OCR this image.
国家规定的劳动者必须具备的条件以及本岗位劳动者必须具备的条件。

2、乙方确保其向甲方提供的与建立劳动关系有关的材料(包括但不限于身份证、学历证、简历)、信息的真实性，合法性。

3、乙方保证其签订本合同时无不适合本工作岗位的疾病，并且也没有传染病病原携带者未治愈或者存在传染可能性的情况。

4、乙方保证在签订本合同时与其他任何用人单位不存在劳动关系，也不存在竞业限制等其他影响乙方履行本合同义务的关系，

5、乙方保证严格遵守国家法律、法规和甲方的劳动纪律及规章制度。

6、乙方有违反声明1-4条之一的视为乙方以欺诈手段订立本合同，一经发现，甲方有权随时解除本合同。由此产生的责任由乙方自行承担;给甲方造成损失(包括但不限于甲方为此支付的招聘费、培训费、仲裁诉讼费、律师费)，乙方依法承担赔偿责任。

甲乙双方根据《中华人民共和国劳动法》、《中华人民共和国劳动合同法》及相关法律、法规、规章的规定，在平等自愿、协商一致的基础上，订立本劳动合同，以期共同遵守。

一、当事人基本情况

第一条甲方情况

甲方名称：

_ _ _ _ _

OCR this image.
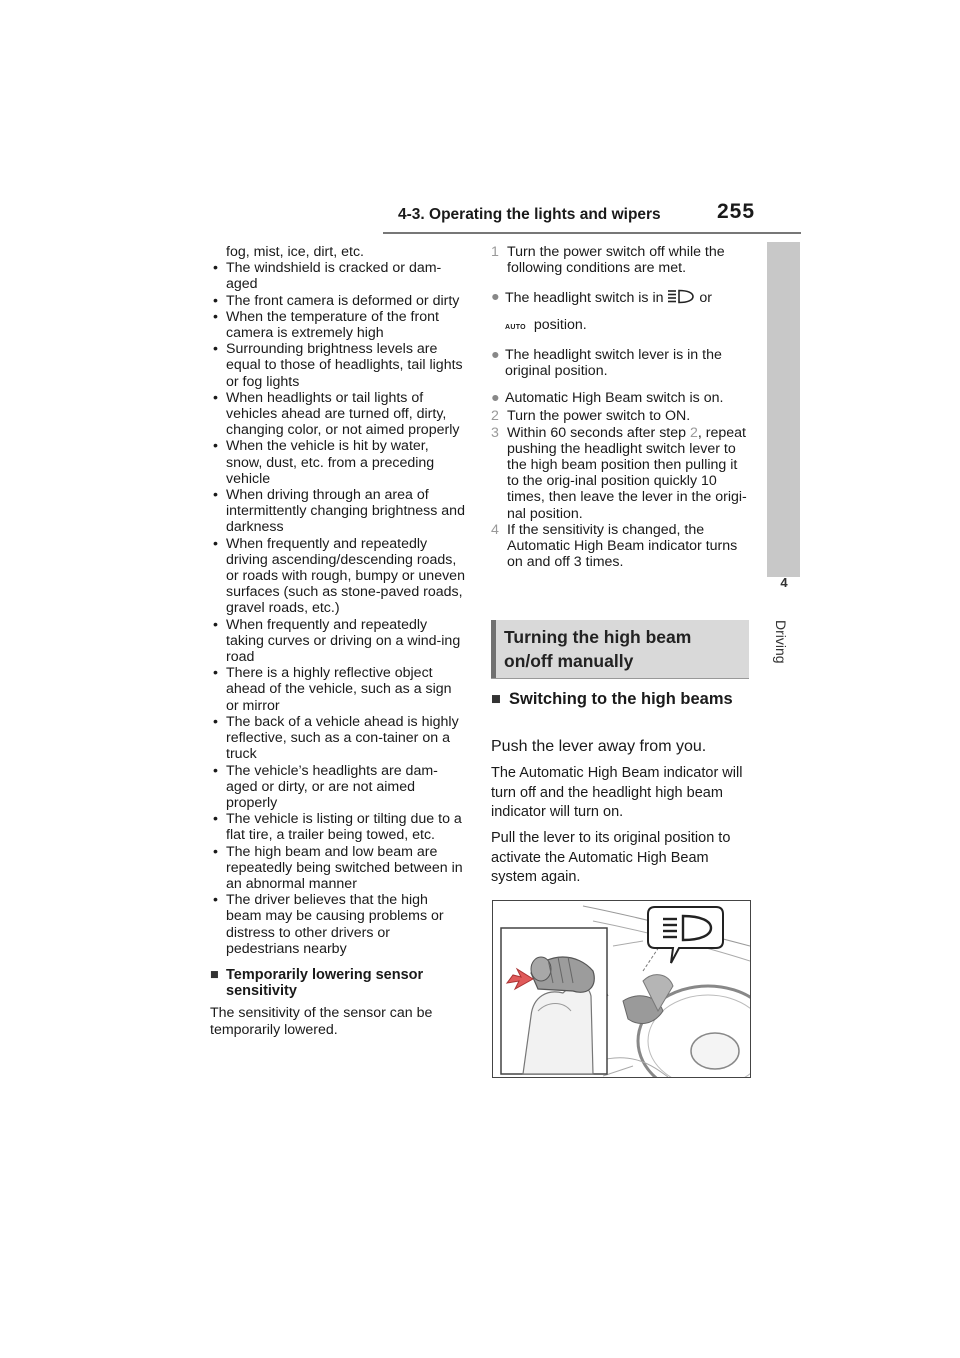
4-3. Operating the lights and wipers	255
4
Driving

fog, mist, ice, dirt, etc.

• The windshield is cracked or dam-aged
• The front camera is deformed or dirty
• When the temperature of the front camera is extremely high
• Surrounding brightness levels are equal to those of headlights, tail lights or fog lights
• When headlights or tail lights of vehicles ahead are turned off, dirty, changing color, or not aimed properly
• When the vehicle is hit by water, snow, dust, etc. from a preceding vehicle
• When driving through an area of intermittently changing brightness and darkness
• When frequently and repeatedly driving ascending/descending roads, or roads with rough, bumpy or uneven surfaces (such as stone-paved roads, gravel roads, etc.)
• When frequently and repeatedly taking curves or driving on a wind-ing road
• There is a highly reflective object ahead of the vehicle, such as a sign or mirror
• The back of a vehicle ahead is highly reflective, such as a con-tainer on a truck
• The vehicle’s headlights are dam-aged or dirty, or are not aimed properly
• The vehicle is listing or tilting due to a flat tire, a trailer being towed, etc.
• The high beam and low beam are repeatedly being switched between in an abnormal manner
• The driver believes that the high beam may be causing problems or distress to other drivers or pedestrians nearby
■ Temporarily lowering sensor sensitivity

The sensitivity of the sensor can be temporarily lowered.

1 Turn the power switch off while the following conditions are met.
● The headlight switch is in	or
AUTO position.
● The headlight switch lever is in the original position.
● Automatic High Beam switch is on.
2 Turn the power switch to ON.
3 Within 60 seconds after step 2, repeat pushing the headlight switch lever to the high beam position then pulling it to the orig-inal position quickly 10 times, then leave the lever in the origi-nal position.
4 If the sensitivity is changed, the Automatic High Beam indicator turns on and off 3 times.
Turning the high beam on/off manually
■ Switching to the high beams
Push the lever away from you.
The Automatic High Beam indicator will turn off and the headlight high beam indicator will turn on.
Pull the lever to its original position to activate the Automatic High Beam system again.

_ _ _ _ _

## What you should do
Give the number of lines in the records above that contain the word "reflective". Reply with that number alone.

## Response to this exercise
2